* Begin DATA SECTION *
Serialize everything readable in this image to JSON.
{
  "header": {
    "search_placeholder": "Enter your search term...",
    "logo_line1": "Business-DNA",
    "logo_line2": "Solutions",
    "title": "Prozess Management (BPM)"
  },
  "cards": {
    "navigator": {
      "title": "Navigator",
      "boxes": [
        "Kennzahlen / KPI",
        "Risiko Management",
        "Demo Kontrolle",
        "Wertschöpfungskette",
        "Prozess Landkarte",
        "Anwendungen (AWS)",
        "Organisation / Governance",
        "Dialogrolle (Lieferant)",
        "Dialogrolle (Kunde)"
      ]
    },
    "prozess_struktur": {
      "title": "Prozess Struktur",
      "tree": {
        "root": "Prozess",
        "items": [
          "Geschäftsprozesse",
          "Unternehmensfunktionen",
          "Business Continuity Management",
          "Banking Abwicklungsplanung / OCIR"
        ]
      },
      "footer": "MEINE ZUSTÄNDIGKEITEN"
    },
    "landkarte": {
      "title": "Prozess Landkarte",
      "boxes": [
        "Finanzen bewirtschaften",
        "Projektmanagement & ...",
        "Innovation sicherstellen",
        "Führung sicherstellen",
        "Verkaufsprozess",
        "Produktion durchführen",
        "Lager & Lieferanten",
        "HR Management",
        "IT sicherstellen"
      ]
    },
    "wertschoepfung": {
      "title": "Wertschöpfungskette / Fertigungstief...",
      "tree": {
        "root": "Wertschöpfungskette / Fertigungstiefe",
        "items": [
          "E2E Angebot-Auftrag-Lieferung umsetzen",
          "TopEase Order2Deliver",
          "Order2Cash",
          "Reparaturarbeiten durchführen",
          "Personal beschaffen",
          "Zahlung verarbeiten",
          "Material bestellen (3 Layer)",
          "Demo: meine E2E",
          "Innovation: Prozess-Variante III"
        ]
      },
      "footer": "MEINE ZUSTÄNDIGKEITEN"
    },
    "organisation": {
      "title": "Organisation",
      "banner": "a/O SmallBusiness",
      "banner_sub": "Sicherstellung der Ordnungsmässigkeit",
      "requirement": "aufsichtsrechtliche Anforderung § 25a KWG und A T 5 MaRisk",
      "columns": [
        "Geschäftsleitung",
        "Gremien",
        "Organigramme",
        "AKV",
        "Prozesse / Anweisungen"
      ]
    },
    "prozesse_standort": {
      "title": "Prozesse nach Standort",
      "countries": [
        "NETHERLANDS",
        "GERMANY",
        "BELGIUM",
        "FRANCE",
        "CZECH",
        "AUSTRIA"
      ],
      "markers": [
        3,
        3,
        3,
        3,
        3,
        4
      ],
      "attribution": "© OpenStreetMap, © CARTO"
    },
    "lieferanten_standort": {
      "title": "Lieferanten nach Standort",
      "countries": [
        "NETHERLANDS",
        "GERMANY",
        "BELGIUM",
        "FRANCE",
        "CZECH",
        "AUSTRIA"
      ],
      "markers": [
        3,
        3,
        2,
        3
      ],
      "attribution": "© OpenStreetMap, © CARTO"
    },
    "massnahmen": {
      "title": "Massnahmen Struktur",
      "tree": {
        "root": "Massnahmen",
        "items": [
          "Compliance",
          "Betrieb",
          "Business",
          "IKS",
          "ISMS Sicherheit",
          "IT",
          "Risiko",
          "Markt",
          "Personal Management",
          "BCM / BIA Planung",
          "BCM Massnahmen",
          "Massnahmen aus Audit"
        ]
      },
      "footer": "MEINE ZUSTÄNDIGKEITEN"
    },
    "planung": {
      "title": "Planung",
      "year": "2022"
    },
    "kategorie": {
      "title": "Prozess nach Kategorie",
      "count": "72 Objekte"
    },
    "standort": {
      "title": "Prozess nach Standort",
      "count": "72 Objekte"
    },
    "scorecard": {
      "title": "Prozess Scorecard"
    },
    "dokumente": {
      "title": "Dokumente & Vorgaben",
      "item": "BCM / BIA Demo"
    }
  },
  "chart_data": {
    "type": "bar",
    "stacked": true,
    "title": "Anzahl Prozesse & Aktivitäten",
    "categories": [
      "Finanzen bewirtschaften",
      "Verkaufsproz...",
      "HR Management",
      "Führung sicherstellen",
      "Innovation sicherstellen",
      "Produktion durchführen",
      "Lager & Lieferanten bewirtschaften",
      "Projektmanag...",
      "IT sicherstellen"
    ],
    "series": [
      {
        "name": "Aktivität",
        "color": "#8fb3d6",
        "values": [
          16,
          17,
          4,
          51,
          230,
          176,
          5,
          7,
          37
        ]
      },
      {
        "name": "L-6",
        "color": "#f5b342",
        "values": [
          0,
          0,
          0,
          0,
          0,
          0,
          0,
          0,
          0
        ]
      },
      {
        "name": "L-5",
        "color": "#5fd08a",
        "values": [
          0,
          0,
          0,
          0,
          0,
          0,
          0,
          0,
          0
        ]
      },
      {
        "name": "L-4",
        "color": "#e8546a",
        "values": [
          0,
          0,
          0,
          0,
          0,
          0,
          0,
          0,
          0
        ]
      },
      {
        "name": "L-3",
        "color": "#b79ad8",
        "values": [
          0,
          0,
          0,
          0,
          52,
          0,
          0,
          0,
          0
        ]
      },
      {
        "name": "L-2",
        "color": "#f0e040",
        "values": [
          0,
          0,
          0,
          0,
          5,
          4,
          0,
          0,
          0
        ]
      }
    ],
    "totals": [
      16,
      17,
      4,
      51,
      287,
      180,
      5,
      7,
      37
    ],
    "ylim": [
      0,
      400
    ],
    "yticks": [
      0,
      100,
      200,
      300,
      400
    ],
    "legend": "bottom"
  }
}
* End DATA SECTION *
Transcribe every entry exactly, omitting nothing.

Serialize everything readable in this image to JSON.
{
  "header": {
    "search_placeholder": "Enter your search term...",
    "logo_line1": "Business-DNA",
    "logo_line2": "Solutions",
    "title": "Prozess Management (BPM)"
  },
  "cards": {
    "navigator": {
      "title": "Navigator",
      "boxes": [
        "Kennzahlen / KPI",
        "Risiko Management",
        "Demo Kontrolle",
        "Wertschöpfungskette",
        "Prozess Landkarte",
        "Anwendungen (AWS)",
        "Organisation / Governance",
        "Dialogrolle (Lieferant)",
        "Dialogrolle (Kunde)"
      ]
    },
    "prozess_struktur": {
      "title": "Prozess Struktur",
      "tree": {
        "root": "Prozess",
        "items": [
          "Geschäftsprozesse",
          "Unternehmensfunktionen",
          "Business Continuity Management",
          "Banking Abwicklungsplanung / OCIR"
        ]
      },
      "footer": "MEINE ZUSTÄNDIGKEITEN"
    },
    "landkarte": {
      "title": "Prozess Landkarte",
      "boxes": [
        "Finanzen bewirtschaften",
        "Projektmanagement & ...",
        "Innovation sicherstellen",
        "Führung sicherstellen",
        "Verkaufsprozess",
        "Produktion durchführen",
        "Lager & Lieferanten",
        "HR Management",
        "IT sicherstellen"
      ]
    },
    "wertschoepfung": {
      "title": "Wertschöpfungskette / Fertigungstief...",
      "tree": {
        "root": "Wertschöpfungskette / Fertigungstiefe",
        "items": [
          "E2E Angebot-Auftrag-Lieferung umsetzen",
          "TopEase Order2Deliver",
          "Order2Cash",
          "Reparaturarbeiten durchführen",
          "Personal beschaffen",
          "Zahlung verarbeiten",
          "Material bestellen (3 Layer)",
          "Demo: meine E2E",
          "Innovation: Prozess-Variante III"
        ]
      },
      "footer": "MEINE ZUSTÄNDIGKEITEN"
    },
    "organisation": {
      "title": "Organisation",
      "banner": "a/O SmallBusiness",
      "banner_sub": "Sicherstellung der Ordnungsmässigkeit",
      "requirement": "aufsichtsrechtliche Anforderung § 25a KWG und A T 5 MaRisk",
      "columns": [
        "Geschäftsleitung",
        "Gremien",
        "Organigramme",
        "AKV",
        "Prozesse / Anweisungen"
      ]
    },
    "prozesse_standort": {
      "title": "Prozesse nach Standort",
      "countries": [
        "NETHERLANDS",
        "GERMANY",
        "BELGIUM",
        "FRANCE",
        "CZECH",
        "AUSTRIA"
      ],
      "markers": [
        3,
        3,
        3,
        3,
        3,
        4
      ],
      "attribution": "© OpenStreetMap, © CARTO"
    },
    "lieferanten_standort": {
      "title": "Lieferanten nach Standort",
      "countries": [
        "NETHERLANDS",
        "GERMANY",
        "BELGIUM",
        "FRANCE",
        "CZECH",
        "AUSTRIA"
      ],
      "markers": [
        3,
        3,
        2,
        3
      ],
      "attribution": "© OpenStreetMap, © CARTO"
    },
    "massnahmen": {
      "title": "Massnahmen Struktur",
      "tree": {
        "root": "Massnahmen",
        "items": [
          "Compliance",
          "Betrieb",
          "Business",
          "IKS",
          "ISMS Sicherheit",
          "IT",
          "Risiko",
          "Markt",
          "Personal Management",
          "BCM / BIA Planung",
          "BCM Massnahmen",
          "Massnahmen aus Audit"
        ]
      },
      "footer": "MEINE ZUSTÄNDIGKEITEN"
    },
    "planung": {
      "title": "Planung",
      "year": "2022"
    },
    "kategorie": {
      "title": "Prozess nach Kategorie",
      "count": "72 Objekte"
    },
    "standort": {
      "title": "Prozess nach Standort",
      "count": "72 Objekte"
    },
    "scorecard": {
      "title": "Prozess Scorecard"
    },
    "dokumente": {
      "title": "Dokumente & Vorgaben",
      "item": "BCM / BIA Demo"
    }
  },
  "chart_data": {
    "type": "bar",
    "stacked": true,
    "title": "Anzahl Prozesse & Aktivitäten",
    "categories": [
      "Finanzen bewirtschaften",
      "Verkaufsproz...",
      "HR Management",
      "Führung sicherstellen",
      "Innovation sicherstellen",
      "Produktion durchführen",
      "Lager & Lieferanten bewirtschaften",
      "Projektmanag...",
      "IT sicherstellen"
    ],
    "series": [
      {
        "name": "Aktivität",
        "color": "#8fb3d6",
        "values": [
          16,
          17,
          4,
          51,
          230,
          176,
          5,
          7,
          37
        ]
      },
      {
        "name": "L-6",
        "color": "#f5b342",
        "values": [
          0,
          0,
          0,
          0,
          0,
          0,
          0,
          0,
          0
        ]
      },
      {
        "name": "L-5",
        "color": "#5fd08a",
        "values": [
          0,
          0,
          0,
          0,
          0,
          0,
          0,
          0,
          0
        ]
      },
      {
        "name": "L-4",
        "color": "#e8546a",
        "values": [
          0,
          0,
          0,
          0,
          0,
          0,
          0,
          0,
          0
        ]
      },
      {
        "name": "L-3",
        "color": "#b79ad8",
        "values": [
          0,
          0,
          0,
          0,
          52,
          0,
          0,
          0,
          0
        ]
      },
      {
        "name": "L-2",
        "color": "#f0e040",
        "values": [
          0,
          0,
          0,
          0,
          5,
          4,
          0,
          0,
          0
        ]
      }
    ],
    "totals": [
      16,
      17,
      4,
      51,
      287,
      180,
      5,
      7,
      37
    ],
    "ylim": [
      0,
      400
    ],
    "yticks": [
      0,
      100,
      200,
      300,
      400
    ],
    "legend": "bottom"
  }
}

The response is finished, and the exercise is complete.